Set problem.
Keep only the lines of the data below that contain "气分配系数大的麻醉药", and copy them.

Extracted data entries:
══════════════════════════════
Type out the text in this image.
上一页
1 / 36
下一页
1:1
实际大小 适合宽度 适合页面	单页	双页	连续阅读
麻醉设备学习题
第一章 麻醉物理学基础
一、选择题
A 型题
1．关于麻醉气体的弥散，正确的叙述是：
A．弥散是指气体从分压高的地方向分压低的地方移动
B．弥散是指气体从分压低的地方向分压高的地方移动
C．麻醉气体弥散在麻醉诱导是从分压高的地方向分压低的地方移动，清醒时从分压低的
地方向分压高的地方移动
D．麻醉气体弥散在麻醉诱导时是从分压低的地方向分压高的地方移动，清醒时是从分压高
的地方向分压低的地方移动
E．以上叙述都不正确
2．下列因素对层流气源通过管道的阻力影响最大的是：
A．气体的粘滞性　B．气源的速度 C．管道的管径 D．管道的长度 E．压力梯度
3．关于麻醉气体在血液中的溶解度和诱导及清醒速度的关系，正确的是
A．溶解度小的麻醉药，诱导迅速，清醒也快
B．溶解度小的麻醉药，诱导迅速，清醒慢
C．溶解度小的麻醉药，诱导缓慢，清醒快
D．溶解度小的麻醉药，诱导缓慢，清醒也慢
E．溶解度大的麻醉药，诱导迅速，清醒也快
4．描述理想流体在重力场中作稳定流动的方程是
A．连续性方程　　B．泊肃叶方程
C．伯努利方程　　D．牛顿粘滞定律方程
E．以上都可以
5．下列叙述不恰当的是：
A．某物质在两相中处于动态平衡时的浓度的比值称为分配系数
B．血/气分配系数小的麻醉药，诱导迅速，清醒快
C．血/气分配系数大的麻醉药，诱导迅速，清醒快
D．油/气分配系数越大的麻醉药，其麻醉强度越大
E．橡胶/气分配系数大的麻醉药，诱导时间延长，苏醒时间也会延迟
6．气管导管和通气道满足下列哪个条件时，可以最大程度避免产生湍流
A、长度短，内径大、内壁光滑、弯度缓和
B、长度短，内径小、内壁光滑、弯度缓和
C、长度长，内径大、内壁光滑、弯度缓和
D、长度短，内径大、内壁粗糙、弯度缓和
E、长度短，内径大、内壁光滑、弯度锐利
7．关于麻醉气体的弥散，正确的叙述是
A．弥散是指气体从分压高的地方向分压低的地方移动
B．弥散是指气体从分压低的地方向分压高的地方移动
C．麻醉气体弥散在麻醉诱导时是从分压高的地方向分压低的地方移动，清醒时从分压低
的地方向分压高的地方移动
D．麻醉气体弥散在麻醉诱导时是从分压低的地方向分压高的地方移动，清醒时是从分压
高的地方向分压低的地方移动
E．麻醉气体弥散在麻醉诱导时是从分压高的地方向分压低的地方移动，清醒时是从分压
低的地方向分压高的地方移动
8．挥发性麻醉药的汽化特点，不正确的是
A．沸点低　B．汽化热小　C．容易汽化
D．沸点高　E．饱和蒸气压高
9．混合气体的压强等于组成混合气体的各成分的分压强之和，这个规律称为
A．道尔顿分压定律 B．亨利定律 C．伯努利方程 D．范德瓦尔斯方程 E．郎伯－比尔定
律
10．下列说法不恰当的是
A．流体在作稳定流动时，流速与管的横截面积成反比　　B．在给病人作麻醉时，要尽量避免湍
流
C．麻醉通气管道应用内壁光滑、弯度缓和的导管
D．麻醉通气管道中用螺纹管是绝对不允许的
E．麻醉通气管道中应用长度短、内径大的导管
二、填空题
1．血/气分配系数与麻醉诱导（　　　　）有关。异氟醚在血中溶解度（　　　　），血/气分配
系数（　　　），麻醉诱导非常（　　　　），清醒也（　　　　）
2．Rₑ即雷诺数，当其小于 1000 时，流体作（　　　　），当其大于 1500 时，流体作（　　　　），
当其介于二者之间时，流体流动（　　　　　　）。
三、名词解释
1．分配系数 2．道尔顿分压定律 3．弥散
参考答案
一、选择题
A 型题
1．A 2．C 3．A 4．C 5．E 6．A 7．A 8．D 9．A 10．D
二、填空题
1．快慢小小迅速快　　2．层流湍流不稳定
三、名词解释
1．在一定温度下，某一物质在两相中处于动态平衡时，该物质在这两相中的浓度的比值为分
══════════════════════════════
Written answer.
C．血/气分配系数大的麻醉药，诱导迅速，清醒快
E．橡胶/气分配系数大的麻醉药，诱导时间延长，苏醒时间也会延迟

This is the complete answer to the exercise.